2. Behold, as the eyes of servants look to the hand of their master,
As the eyes of a maid to the hand of her mistress;
So our eyes look to the Lord our God,
Until He shall be gracious to us.

The opening verse of praise and acknowledgement of God is most certainly true; but we must ask ourselves, "Do I and everyone else in the congregation behave and live our lives as if we are always looking upon the Lord?"

If we are really honest with ourselves, we must answer "No!" because we have all done something against the Lord's will from time to time. We are not always looking upon the Lord.

Now, with this in mind look at verse 2.

Consider our attitude toward those we work for, or toward those to whom we are responsible.

Do we have the same attitude toward them as we do toward the Lord?

Here, I believe our answer is really closer to a "Yes!"

If we looked upon others as we should look upon the Lord, we would look beyond our differences to see the Lord's desire in their lives as we desire it in ours.

But, unfortunately, we in our society are so used to finding fault with everything and with everyone in authority, that we come to look upon the Lord in the same manner.

This is why we are constantly seeking the Lord's grace.

Listen to the remaining verses of this Psalm, and note the inner conflict of what we should be like as opposed to the way the world is like around us.

3. Be gracious to us, O Lord, be gracious to us;
For we are greatly filled with contempt.

4. Our soul is greatly filled
With the scoffing of those who are at ease,
And with the contempt of the proud.

Now, if we were to put on a huge free dinner to attract all the people of the community, and as a prayer before dinner, we would give a copy of this Psalm to everyone to read, wouldn't most of the people read it aloud?

And wouldn't it be true in the lives of most of them, for to the degree that we look upon the Lord and others, so is the response to our prayer.

As we love, so we receive the fullness of God's grace.

God's grace is always around us, but it is our true love that is the receptor of that grace, for without love we cannot live in a state of grace.

The kind of love we're talking about is an unconditional love that extends to the whole of God's creation; to every other person, to every animal, and to the environment.

And believe it or not, our attitude concerning our various jobs is directly related to this love/grace relationship.

Have you ever seen the sign that says, "My Boss is a Jewish carpenter"?

If we say we are Christians, then we are working for the Lord in addition to anyone else for whom we may be working.

In Matthew 25:14-30, we are told a parable about a man and his servants, so that we would relate it to our own working relationship with the Lord.

Record excerpts
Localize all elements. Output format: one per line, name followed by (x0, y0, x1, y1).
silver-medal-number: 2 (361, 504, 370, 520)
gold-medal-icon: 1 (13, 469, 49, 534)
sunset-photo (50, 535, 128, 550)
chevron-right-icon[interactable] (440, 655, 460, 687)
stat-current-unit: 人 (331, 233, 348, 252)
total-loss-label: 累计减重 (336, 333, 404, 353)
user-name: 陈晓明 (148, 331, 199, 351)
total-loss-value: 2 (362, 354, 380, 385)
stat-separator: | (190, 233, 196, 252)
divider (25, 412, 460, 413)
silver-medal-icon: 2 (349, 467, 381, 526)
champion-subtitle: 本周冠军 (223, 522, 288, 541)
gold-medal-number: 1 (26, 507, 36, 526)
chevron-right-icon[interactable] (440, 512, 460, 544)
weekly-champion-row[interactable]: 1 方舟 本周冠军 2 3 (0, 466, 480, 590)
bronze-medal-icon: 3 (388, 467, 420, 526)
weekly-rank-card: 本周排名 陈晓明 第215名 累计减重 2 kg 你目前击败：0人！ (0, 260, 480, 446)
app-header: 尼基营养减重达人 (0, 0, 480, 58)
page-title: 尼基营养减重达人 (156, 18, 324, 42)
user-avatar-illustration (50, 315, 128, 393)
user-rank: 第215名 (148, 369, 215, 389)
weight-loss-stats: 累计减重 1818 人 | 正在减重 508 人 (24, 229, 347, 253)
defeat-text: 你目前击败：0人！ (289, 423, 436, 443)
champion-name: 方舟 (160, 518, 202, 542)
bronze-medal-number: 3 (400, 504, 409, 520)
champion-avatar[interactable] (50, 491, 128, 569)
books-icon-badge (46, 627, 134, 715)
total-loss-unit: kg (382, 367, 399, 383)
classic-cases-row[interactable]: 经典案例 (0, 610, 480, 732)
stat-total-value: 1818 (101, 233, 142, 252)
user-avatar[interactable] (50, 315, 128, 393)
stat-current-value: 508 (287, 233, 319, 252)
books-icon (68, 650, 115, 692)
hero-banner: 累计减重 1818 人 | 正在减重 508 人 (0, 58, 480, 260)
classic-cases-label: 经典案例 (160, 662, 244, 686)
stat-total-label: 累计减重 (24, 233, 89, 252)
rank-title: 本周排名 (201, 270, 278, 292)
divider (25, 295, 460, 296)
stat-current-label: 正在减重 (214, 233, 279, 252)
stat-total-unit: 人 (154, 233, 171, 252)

Your tasks
1 – Give the number of each Psalm verse quoted in the Psalm commentary, with the first line of that verse.
2 – Copy word for word everything in the Psalm commentary from "The opening verse" down to "we are responsible.".
3 – Resume the Psalm commentary, picking up after its last sentence about the parable in Matthew 25:14-30.

Responses per task
1 –
2. "Behold, as the eyes of servants look to the hand of their master,"
3. "Be gracious to us, O Lord, be gracious to us;"
4. "Our soul is greatly filled"

2 –
The opening verse of praise and acknowledgement of God is most certainly true; but we must ask ourselves, "Do I and everyone else in the congregation behave and live our lives as if we are always looking upon the Lord?"

If we are really honest with ourselves, we must answer "No!" because we have all done something against the Lord's will from time to time. We are not always looking upon the Lord.

Now, with this in mind look at verse 2.

Consider our attitude toward those we work for, or toward those to whom we are responsible.

3 –
Listen to what Jesus said.

14. "For it is just like a man about to go on a journey, who called his own slaves [or servants], and entrusted his possessions to them.

15. "And to one he gave five talents [each talent being equivalent to $6,300 in silver, or $525,000 in gold; of which we are not told, but a lot of money in either case], to another, two [talents], and to another, one [talent], each according to his own ability; and he went on his journey.

So that we really get the feeling of the magnitude of this trust, let's imagine that we were entrusted with gold; so that the very least that any of us would be entrusted with is over one half million dollars.

Consider how we would react, as we look at the actions of the servants of this master.

16. "Immediately the one who had received the five talents went and traded with them, and gained five more talents.

If we still equate this to gold, he now has $5,000,000.00, and has made his boss a $2,500,000.00 profit.

17. "In the same manner the one who had received the two talents gained two more.

He now has $2,000,000.00, and earned his boss a $1,000,000.00 profit.

18. "But he who received the one talent went away and dug in the ground, and hid his master's money.

Well, he didn't earn anything additional, but he protected that which was entrusted to him.

When the boss returns, what do you think his attitude will be about what has taken place?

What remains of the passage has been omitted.